| Passage provided |

— Begin —

How to Set Up PySpark (Colab or Local Install)
Get PySpark running in 2 minutes with Google Colab, or install locally on Mac, Windows, or Linux with Java setup and troubleshooting.
Setting Up PySpark
What You'll Learn
- How to start using PySpark in 2 minutes with Google Colab (no install needed)
- How to install PySpark locally on your machine
- How to troubleshoot the most common installation errors
Two Options — Pick One
Option A: Google Colab (Recommended for beginners) Zero setup. PySpark runs in your browser. Free. Start coding in 2 minutes.
Option B: Local install Full control. Runs on your machine. Requires Java setup. Takes 10-15 minutes.
Start with Colab. You can always install locally later when you need it for production work or larger datasets.
Option A: Google Colab (Zero Install)

— End —

| Material shown |
— Begin —

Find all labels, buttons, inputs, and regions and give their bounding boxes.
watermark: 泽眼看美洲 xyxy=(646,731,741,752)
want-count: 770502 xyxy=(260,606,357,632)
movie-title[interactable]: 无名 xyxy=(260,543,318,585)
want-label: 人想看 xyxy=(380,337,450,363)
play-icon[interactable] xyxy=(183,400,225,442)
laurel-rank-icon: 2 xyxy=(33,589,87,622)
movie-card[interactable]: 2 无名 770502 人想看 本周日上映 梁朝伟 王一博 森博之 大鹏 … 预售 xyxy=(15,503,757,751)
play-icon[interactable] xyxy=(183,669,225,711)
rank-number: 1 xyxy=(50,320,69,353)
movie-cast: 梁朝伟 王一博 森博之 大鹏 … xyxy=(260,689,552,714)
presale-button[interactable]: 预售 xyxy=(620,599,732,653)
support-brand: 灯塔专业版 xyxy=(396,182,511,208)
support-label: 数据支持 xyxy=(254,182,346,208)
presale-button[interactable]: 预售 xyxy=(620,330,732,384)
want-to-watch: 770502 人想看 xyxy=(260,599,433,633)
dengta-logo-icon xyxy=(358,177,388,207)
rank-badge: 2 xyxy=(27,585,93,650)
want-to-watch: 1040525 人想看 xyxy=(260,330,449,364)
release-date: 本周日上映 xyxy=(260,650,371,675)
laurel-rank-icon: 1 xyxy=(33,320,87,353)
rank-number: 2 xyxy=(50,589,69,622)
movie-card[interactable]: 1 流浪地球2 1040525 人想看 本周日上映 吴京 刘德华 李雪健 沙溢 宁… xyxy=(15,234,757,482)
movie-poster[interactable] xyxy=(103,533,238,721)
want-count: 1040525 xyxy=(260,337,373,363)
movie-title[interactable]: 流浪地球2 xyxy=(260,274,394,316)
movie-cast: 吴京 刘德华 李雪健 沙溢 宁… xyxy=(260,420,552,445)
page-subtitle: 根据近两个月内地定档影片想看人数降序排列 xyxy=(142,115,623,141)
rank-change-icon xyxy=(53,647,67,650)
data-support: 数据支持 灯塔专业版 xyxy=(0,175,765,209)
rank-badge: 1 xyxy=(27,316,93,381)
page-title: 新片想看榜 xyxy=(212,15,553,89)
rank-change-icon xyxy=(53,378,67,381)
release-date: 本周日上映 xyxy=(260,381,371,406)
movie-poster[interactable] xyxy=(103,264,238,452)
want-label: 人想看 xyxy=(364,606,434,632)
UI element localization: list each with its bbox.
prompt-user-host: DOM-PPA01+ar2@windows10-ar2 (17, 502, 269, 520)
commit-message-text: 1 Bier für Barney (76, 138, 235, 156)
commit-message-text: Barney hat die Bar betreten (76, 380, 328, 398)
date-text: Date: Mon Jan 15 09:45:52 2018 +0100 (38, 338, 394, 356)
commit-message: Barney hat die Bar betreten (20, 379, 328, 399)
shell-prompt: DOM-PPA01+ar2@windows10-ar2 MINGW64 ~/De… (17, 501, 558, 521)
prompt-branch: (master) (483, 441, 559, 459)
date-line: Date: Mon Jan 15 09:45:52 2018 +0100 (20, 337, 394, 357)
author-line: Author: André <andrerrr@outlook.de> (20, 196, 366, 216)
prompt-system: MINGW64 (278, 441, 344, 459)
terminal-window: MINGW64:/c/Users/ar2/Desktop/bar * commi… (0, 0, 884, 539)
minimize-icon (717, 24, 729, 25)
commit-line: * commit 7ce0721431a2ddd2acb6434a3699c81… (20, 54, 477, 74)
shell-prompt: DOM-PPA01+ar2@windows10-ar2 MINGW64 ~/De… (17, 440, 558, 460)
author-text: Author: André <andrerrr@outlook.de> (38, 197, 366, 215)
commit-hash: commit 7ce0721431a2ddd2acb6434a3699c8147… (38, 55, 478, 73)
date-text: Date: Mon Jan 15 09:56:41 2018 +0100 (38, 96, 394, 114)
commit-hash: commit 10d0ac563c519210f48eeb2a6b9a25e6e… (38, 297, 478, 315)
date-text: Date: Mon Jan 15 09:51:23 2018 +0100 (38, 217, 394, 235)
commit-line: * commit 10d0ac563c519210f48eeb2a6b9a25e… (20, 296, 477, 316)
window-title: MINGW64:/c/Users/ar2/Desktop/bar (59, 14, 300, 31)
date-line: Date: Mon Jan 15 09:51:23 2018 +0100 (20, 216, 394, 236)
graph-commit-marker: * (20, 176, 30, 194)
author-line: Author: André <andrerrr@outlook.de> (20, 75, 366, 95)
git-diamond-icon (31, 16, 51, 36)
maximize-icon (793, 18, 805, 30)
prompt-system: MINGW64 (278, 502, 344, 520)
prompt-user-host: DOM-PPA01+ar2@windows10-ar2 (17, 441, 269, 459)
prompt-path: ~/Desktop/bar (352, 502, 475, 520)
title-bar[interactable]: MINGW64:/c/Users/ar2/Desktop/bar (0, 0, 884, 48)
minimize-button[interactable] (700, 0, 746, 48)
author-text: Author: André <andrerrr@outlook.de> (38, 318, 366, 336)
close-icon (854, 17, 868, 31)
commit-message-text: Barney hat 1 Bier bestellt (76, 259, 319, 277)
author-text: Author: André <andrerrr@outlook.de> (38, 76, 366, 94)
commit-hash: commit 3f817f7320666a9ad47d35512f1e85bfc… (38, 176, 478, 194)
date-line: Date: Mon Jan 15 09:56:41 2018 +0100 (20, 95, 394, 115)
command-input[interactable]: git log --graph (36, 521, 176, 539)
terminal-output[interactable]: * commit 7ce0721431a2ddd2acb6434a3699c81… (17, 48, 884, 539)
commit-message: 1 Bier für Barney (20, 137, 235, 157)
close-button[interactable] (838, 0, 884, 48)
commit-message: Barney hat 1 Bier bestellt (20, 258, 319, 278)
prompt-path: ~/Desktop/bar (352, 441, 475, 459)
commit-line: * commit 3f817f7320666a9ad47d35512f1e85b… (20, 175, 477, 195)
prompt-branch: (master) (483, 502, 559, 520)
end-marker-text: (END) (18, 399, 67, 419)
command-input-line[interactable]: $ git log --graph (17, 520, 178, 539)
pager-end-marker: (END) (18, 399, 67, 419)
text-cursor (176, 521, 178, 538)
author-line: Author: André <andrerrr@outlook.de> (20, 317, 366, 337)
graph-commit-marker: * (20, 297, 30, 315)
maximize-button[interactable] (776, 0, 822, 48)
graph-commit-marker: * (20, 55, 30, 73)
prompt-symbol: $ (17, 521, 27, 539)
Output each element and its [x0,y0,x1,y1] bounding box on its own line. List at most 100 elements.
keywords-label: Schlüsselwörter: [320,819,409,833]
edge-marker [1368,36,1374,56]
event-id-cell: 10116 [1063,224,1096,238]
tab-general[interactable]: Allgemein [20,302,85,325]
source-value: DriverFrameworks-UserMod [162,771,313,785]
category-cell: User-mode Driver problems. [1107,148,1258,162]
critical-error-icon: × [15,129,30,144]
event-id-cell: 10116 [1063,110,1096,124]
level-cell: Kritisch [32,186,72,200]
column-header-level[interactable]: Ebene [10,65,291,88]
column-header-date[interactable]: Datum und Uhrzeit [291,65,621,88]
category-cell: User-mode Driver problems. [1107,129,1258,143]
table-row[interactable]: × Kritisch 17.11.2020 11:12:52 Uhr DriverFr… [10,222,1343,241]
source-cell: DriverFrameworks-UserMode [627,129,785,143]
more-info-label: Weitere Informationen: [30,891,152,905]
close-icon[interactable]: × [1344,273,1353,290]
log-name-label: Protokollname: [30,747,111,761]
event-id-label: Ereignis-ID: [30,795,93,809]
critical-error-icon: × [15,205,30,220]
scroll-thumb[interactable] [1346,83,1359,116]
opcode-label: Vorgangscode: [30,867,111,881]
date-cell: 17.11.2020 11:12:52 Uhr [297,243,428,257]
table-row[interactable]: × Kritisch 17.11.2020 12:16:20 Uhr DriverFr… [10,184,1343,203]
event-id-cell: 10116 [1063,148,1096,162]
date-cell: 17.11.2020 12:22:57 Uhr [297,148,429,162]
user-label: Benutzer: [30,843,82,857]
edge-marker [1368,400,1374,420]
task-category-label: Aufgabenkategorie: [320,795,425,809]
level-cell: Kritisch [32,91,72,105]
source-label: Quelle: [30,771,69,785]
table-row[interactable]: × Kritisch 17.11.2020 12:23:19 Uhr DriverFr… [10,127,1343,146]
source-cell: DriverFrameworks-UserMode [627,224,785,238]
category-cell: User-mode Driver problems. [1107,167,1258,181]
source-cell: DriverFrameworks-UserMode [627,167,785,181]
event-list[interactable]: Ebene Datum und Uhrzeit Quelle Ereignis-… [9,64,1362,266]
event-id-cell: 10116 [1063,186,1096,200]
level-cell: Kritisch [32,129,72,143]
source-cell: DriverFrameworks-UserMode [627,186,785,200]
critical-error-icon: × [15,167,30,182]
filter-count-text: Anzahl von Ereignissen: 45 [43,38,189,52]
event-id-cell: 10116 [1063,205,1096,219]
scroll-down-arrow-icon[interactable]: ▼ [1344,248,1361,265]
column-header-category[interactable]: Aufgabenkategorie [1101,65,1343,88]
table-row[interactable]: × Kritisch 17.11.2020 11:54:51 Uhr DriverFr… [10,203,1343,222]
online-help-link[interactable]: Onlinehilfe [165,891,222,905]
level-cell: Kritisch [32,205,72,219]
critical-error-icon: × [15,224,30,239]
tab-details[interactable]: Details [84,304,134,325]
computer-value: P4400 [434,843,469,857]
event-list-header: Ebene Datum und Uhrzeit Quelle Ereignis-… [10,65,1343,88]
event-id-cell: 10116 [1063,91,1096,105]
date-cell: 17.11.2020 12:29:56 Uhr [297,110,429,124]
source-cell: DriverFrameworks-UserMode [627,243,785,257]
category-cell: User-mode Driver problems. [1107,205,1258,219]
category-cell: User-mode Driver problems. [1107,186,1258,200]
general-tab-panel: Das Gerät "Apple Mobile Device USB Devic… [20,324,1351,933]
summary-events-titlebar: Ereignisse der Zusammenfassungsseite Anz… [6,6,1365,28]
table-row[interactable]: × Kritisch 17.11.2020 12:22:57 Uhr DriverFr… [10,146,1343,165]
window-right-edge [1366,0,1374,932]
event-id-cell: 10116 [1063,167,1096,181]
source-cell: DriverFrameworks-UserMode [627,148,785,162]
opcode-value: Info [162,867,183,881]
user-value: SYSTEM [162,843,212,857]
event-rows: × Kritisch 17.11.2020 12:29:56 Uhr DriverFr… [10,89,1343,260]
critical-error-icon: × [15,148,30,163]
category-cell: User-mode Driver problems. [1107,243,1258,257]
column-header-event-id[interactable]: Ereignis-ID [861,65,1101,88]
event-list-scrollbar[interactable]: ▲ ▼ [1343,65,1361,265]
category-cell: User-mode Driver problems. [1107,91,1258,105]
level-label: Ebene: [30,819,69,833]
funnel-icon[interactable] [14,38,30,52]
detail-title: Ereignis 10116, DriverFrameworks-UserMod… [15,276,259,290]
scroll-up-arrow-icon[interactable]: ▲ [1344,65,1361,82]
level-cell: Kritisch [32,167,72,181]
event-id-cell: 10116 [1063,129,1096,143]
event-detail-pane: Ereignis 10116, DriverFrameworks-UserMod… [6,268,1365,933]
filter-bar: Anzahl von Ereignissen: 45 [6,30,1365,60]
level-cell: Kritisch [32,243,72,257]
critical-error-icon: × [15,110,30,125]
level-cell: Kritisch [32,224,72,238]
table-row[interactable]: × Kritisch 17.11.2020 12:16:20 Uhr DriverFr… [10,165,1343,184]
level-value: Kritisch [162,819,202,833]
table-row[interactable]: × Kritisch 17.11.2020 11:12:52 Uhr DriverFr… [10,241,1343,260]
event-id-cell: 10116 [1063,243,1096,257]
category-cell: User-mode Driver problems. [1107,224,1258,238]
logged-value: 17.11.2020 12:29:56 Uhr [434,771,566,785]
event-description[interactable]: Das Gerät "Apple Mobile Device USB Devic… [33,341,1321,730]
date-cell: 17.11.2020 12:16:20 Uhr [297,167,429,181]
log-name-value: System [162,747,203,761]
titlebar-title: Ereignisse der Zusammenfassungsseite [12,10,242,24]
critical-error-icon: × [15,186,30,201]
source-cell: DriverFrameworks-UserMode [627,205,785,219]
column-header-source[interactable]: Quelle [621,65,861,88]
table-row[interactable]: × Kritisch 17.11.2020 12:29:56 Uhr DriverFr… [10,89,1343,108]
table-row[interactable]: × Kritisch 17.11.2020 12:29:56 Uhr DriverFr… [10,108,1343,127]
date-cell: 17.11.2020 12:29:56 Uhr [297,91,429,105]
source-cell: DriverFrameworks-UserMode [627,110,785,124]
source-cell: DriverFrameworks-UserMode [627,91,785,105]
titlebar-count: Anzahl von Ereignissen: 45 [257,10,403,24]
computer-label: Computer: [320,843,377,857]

— End —

| Given task |
Please write out the PySpark setup guide word for word, from its title to its final line.

| Solution for this problem |
How to Set Up PySpark (Colab or Local Install)
Get PySpark running in 2 minutes with Google Colab, or install locally on Mac, Windows, or Linux with Java setup and troubleshooting.
Setting Up PySpark
What You'll Learn
- How to start using PySpark in 2 minutes with Google Colab (no install needed)
- How to install PySpark locally on your machine
- How to troubleshoot the most common installation errors
Two Options — Pick One
Option A: Google Colab (Recommended for beginners) Zero setup. PySpark runs in your browser. Free. Start coding in 2 minutes.
Option B: Local install Full control. Runs on your machine. Requires Java setup. Takes 10-15 minutes.
Start with Colab. You can always install locally later when you need it for production work or larger datasets.
Option A: Google Colab (Zero Install)